Begin Recorded data
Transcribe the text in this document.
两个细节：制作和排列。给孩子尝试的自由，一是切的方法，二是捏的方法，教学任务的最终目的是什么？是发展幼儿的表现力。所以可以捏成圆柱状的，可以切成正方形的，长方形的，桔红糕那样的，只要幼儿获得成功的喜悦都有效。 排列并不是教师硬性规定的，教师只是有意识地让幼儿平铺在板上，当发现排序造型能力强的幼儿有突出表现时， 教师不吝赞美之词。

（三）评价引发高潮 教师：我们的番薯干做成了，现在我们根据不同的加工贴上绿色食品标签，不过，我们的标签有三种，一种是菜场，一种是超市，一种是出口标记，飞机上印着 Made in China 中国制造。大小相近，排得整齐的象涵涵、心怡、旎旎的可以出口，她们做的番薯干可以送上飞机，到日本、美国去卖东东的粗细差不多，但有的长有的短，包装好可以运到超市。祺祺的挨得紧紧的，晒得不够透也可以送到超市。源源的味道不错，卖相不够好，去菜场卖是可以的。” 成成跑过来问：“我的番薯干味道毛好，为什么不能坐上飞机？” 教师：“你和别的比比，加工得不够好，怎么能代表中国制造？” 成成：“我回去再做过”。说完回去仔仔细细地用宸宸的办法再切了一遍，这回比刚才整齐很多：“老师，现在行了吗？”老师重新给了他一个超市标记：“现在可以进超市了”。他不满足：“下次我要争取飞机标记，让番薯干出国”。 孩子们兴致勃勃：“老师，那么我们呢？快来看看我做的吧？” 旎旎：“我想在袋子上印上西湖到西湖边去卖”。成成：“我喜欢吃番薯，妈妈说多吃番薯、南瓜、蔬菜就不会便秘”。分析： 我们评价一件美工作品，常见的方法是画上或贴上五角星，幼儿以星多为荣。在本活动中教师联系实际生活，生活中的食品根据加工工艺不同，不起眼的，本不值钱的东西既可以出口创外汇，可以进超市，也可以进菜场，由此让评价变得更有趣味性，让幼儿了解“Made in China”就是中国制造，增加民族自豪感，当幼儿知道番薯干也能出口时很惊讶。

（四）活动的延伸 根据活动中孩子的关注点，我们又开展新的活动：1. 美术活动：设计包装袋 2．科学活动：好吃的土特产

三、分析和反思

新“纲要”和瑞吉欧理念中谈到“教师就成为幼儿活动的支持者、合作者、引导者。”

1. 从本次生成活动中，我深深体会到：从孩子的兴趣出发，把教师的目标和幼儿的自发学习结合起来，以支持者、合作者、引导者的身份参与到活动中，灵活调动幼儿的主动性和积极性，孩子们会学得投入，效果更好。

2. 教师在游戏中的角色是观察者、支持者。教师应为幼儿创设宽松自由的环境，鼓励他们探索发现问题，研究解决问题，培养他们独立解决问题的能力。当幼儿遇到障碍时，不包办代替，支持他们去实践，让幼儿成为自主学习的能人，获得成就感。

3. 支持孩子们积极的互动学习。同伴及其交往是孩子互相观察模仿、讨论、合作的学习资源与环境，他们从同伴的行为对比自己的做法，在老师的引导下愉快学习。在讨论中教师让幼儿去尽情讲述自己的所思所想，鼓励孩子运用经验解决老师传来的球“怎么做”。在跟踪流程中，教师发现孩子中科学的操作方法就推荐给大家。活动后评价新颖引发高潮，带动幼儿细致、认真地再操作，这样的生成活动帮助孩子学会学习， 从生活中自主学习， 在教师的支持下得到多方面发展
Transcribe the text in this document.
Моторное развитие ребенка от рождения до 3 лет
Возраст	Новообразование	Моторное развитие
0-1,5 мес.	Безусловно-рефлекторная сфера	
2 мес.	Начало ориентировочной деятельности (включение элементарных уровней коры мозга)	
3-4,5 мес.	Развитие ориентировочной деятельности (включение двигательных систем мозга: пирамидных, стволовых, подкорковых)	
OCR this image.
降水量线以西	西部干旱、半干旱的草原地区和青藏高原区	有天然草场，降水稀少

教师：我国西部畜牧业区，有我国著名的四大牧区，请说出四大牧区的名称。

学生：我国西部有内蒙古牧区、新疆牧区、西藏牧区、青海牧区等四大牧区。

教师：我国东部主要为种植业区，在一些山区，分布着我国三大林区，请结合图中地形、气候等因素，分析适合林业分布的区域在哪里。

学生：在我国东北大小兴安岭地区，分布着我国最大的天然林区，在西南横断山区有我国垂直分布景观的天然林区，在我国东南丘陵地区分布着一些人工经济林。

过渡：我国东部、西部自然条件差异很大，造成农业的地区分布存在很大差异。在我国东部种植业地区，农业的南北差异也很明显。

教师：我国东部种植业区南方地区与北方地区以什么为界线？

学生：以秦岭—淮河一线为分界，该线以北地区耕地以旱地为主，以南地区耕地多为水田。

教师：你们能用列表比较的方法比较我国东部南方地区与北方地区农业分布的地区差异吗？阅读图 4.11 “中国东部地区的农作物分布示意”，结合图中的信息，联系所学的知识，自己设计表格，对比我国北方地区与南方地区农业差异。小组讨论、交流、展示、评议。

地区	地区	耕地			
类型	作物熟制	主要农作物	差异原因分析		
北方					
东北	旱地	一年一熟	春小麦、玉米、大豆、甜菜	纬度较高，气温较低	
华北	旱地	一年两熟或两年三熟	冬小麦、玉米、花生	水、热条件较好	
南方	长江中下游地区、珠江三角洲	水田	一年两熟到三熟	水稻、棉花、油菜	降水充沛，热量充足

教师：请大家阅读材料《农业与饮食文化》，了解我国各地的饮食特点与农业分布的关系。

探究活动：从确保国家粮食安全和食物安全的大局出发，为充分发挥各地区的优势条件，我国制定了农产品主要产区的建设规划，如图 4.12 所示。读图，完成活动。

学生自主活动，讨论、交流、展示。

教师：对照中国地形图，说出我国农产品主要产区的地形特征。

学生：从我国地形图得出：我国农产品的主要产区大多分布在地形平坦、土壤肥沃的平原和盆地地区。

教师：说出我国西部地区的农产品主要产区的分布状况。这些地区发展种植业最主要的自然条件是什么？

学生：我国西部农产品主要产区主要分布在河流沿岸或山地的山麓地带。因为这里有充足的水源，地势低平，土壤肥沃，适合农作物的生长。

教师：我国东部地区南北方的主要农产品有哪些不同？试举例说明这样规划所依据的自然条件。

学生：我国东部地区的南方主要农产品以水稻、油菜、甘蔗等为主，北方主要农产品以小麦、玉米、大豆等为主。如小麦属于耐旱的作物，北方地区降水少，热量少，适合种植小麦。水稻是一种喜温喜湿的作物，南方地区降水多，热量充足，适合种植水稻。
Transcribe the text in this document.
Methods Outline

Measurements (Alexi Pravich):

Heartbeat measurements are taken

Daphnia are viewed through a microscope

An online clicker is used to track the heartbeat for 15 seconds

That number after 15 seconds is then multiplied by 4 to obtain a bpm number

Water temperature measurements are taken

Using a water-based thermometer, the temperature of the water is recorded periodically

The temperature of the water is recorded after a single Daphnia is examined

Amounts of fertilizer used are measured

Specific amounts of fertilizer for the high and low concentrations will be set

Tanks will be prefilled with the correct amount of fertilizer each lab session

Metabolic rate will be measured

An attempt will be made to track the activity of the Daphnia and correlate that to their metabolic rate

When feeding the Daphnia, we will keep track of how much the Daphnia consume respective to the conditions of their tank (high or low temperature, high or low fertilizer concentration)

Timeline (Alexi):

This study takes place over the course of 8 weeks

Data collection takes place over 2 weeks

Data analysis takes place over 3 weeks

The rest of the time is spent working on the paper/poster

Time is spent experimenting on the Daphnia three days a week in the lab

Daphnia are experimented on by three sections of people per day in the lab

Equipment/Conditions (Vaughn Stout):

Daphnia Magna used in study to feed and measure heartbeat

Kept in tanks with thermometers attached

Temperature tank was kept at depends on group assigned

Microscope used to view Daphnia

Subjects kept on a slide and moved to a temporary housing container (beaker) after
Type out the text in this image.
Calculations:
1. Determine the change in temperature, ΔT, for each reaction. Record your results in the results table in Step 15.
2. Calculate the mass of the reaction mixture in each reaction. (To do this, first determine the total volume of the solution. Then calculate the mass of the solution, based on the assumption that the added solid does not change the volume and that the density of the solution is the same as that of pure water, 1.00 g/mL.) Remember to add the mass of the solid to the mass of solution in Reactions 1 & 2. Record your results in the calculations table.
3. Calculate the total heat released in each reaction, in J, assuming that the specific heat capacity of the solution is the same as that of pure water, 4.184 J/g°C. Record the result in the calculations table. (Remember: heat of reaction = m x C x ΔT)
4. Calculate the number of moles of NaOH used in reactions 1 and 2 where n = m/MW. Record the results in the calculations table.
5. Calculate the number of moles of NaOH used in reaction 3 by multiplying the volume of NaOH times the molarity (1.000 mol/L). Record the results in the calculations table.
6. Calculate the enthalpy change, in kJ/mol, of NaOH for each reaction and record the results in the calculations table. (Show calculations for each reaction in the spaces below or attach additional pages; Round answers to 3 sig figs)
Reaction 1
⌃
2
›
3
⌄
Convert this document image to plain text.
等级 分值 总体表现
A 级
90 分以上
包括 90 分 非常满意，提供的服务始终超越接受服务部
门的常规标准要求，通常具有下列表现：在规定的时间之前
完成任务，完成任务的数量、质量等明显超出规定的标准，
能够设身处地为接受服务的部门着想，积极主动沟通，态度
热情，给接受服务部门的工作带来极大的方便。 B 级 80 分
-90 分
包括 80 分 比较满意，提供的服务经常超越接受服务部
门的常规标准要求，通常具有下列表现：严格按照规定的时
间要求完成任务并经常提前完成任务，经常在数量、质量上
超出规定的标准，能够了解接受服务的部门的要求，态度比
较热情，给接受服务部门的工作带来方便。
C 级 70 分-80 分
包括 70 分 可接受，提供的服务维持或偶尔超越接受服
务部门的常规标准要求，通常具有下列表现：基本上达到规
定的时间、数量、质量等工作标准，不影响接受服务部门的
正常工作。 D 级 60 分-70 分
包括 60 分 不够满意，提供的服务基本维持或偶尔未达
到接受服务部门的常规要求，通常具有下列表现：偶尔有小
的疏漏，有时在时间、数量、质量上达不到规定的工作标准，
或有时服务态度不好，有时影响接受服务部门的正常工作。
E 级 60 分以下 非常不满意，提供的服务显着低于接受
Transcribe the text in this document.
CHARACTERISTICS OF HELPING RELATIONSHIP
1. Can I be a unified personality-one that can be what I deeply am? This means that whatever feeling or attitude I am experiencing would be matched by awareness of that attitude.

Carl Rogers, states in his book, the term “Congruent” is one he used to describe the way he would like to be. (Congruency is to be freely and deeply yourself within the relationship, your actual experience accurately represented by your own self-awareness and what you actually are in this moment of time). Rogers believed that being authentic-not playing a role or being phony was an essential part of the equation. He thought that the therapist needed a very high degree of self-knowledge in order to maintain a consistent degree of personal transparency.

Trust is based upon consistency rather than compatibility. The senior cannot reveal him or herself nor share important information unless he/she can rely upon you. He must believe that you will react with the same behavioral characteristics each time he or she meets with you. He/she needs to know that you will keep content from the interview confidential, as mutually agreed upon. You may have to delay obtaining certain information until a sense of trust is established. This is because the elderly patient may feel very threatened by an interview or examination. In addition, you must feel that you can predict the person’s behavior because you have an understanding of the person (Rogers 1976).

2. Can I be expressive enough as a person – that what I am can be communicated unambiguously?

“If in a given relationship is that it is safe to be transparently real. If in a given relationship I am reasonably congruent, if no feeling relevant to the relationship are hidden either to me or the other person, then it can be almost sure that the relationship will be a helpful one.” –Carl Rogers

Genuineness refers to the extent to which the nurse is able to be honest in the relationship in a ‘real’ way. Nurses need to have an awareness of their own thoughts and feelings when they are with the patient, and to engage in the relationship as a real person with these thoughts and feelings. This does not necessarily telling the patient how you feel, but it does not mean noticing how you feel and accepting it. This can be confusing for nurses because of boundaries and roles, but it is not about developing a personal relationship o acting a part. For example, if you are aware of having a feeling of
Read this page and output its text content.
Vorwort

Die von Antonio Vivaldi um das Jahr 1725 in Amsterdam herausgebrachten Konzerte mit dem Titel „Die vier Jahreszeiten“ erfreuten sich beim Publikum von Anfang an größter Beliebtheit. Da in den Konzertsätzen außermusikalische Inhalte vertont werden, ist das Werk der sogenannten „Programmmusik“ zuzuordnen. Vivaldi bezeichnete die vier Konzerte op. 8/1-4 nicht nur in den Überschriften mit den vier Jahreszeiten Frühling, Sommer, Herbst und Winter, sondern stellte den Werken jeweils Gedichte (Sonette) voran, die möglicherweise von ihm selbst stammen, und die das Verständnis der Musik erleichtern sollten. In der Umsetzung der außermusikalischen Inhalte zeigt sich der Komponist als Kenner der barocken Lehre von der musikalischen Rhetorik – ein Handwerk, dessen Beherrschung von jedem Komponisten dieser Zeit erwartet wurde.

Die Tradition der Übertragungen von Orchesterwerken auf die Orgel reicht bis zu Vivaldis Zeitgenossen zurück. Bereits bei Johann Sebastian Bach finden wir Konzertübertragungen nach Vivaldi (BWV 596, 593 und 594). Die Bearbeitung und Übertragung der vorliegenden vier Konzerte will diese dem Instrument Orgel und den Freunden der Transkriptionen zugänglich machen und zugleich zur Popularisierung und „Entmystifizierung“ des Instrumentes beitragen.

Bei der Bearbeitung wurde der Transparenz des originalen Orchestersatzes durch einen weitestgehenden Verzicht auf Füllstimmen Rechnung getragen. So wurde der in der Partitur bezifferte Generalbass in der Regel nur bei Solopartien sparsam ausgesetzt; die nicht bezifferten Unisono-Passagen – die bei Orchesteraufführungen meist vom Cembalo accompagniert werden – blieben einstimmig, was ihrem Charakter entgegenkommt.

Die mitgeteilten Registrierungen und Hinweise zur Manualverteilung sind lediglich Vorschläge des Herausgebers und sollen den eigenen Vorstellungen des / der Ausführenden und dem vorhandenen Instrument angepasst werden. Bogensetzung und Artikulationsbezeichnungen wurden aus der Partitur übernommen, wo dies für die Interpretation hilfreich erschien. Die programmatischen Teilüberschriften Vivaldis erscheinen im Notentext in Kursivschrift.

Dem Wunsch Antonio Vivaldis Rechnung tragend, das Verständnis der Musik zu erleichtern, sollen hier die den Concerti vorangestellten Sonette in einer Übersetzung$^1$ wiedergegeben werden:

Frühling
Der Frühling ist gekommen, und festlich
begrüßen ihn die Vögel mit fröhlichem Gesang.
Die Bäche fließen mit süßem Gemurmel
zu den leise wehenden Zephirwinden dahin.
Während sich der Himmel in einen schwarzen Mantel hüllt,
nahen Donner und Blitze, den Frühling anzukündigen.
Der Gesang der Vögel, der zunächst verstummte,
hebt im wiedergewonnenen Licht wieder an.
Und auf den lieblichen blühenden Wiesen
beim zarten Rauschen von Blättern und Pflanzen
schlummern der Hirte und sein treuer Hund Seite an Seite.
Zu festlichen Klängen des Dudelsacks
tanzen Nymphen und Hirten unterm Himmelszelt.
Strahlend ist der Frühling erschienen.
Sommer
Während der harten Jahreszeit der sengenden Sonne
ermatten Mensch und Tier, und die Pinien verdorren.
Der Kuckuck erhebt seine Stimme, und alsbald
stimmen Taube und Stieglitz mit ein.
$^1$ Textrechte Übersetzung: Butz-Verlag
End Recorded data
In the records above, locate the lines holding the word "weeks". Copy each of them.

■ Result of the exercise:
This study takes place over the course of 8 weeks
Data collection takes place over 2 weeks
Data analysis takes place over 3 weeks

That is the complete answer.